Go through the records underneath and write each one out again exactly.

(Data listing)
········

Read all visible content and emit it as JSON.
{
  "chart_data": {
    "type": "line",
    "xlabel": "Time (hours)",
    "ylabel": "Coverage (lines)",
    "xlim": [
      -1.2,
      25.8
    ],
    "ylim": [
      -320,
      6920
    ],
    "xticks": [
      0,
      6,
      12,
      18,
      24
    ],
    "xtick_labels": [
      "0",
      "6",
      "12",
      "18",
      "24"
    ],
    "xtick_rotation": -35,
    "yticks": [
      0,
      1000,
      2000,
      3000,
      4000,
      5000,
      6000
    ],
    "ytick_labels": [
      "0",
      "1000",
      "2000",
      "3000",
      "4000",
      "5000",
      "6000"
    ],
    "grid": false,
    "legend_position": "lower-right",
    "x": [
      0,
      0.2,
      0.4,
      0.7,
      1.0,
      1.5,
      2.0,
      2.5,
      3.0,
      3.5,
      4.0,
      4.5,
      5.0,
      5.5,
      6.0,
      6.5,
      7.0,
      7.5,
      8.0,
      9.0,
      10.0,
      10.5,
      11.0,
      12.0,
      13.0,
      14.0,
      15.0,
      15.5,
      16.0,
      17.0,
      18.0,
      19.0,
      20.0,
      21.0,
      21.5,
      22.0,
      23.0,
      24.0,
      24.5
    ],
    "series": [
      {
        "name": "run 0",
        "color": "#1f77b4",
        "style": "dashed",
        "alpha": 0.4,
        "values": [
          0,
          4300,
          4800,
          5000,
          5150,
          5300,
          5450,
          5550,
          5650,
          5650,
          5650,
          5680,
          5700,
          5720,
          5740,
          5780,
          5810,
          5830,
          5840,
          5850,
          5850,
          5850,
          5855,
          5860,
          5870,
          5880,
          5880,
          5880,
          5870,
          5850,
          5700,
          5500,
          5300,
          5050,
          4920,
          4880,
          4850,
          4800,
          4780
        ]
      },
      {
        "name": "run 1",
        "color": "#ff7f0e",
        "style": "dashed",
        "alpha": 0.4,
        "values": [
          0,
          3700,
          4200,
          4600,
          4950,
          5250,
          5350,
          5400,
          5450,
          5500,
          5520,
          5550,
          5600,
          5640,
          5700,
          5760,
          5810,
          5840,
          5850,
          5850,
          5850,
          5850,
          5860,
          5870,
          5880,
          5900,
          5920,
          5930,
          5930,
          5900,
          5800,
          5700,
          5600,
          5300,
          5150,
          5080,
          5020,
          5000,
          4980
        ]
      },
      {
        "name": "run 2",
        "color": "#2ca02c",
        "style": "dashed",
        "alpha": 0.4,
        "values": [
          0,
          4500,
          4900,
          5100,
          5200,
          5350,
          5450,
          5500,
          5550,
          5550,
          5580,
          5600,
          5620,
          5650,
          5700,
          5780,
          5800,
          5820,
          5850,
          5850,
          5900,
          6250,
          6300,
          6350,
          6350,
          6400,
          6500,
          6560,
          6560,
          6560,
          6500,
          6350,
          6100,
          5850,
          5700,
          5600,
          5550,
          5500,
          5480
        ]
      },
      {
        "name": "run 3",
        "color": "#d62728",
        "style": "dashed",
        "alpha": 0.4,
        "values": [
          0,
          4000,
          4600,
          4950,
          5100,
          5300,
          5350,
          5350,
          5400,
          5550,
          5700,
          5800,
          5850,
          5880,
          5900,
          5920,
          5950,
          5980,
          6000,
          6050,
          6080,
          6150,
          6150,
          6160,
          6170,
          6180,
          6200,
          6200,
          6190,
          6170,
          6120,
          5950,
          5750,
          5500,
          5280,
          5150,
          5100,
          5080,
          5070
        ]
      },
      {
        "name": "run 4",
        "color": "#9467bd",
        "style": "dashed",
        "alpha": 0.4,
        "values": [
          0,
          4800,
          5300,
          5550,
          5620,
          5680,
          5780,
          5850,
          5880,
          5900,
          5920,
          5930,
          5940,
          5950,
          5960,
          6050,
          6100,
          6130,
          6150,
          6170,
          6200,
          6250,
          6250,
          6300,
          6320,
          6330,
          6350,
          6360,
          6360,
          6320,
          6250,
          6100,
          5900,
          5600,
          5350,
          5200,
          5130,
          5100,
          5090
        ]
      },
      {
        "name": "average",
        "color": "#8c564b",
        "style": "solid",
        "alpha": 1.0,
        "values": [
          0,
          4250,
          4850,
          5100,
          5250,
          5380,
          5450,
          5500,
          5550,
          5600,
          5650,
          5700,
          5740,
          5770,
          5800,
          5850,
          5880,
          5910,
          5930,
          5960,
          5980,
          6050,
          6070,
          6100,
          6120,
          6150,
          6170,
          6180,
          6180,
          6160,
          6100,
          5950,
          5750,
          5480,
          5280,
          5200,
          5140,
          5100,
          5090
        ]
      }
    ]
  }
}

········

:: Answer to this task ::
Read all visible content and emit it as JSON.
{
  "chart_data": {
    "type": "line",
    "xlabel": "Time (hours)",
    "ylabel": "Coverage (lines)",
    "xlim": [
      -1.2,
      25.8
    ],
    "ylim": [
      -320,
      6920
    ],
    "xticks": [
      0,
      6,
      12,
      18,
      24
    ],
    "xtick_labels": [
      "0",
      "6",
      "12",
      "18",
      "24"
    ],
    "xtick_rotation": -35,
    "yticks": [
      0,
      1000,
      2000,
      3000,
      4000,
      5000,
      6000
    ],
    "ytick_labels": [
      "0",
      "1000",
      "2000",
      "3000",
      "4000",
      "5000",
      "6000"
    ],
    "grid": false,
    "legend_position": "lower-right",
    "x": [
      0,
      0.2,
      0.4,
      0.7,
      1.0,
      1.5,
      2.0,
      2.5,
      3.0,
      3.5,
      4.0,
      4.5,
      5.0,
      5.5,
      6.0,
      6.5,
      7.0,
      7.5,
      8.0,
      9.0,
      10.0,
      10.5,
      11.0,
      12.0,
      13.0,
      14.0,
      15.0,
      15.5,
      16.0,
      17.0,
      18.0,
      19.0,
      20.0,
      21.0,
      21.5,
      22.0,
      23.0,
      24.0,
      24.5
    ],
    "series": [
      {
        "name": "run 0",
        "color": "#1f77b4",
        "style": "dashed",
        "alpha": 0.4,
        "values": [
          0,
          4300,
          4800,
          5000,
          5150,
          5300,
          5450,
          5550,
          5650,
          5650,
          5650,
          5680,
          5700,
          5720,
          5740,
          5780,
          5810,
          5830,
          5840,
          5850,
          5850,
          5850,
          5855,
          5860,
          5870,
          5880,
          5880,
          5880,
          5870,
          5850,
          5700,
          5500,
          5300,
          5050,
          4920,
          4880,
          4850,
          4800,
          4780
        ]
      },
      {
        "name": "run 1",
        "color": "#ff7f0e",
        "style": "dashed",
        "alpha": 0.4,
        "values": [
          0,
          3700,
          4200,
          4600,
          4950,
          5250,
          5350,
          5400,
          5450,
          5500,
          5520,
          5550,
          5600,
          5640,
          5700,
          5760,
          5810,
          5840,
          5850,
          5850,
          5850,
          5850,
          5860,
          5870,
          5880,
          5900,
          5920,
          5930,
          5930,
          5900,
          5800,
          5700,
          5600,
          5300,
          5150,
          5080,
          5020,
          5000,
          4980
        ]
      },
      {
        "name": "run 2",
        "color": "#2ca02c",
        "style": "dashed",
        "alpha": 0.4,
        "values": [
          0,
          4500,
          4900,
          5100,
          5200,
          5350,
          5450,
          5500,
          5550,
          5550,
          5580,
          5600,
          5620,
          5650,
          5700,
          5780,
          5800,
          5820,
          5850,
          5850,
          5900,
          6250,
          6300,
          6350,
          6350,
          6400,
          6500,
          6560,
          6560,
          6560,
          6500,
          6350,
          6100,
          5850,
          5700,
          5600,
          5550,
          5500,
          5480
        ]
      },
      {
        "name": "run 3",
        "color": "#d62728",
        "style": "dashed",
        "alpha": 0.4,
        "values": [
          0,
          4000,
          4600,
          4950,
          5100,
          5300,
          5350,
          5350,
          5400,
          5550,
          5700,
          5800,
          5850,
          5880,
          5900,
          5920,
          5950,
          5980,
          6000,
          6050,
          6080,
          6150,
          6150,
          6160,
          6170,
          6180,
          6200,
          6200,
          6190,
          6170,
          6120,
          5950,
          5750,
          5500,
          5280,
          5150,
          5100,
          5080,
          5070
        ]
      },
      {
        "name": "run 4",
        "color": "#9467bd",
        "style": "dashed",
        "alpha": 0.4,
        "values": [
          0,
          4800,
          5300,
          5550,
          5620,
          5680,
          5780,
          5850,
          5880,
          5900,
          5920,
          5930,
          5940,
          5950,
          5960,
          6050,
          6100,
          6130,
          6150,
          6170,
          6200,
          6250,
          6250,
          6300,
          6320,
          6330,
          6350,
          6360,
          6360,
          6320,
          6250,
          6100,
          5900,
          5600,
          5350,
          5200,
          5130,
          5100,
          5090
        ]
      },
      {
        "name": "average",
        "color": "#8c564b",
        "style": "solid",
        "alpha": 1.0,
        "values": [
          0,
          4250,
          4850,
          5100,
          5250,
          5380,
          5450,
          5500,
          5550,
          5600,
          5650,
          5700,
          5740,
          5770,
          5800,
          5850,
          5880,
          5910,
          5930,
          5960,
          5980,
          6050,
          6070,
          6100,
          6120,
          6150,
          6170,
          6180,
          6180,
          6160,
          6100,
          5950,
          5750,
          5480,
          5280,
          5200,
          5140,
          5100,
          5090
        ]
      }
    ]
  }
}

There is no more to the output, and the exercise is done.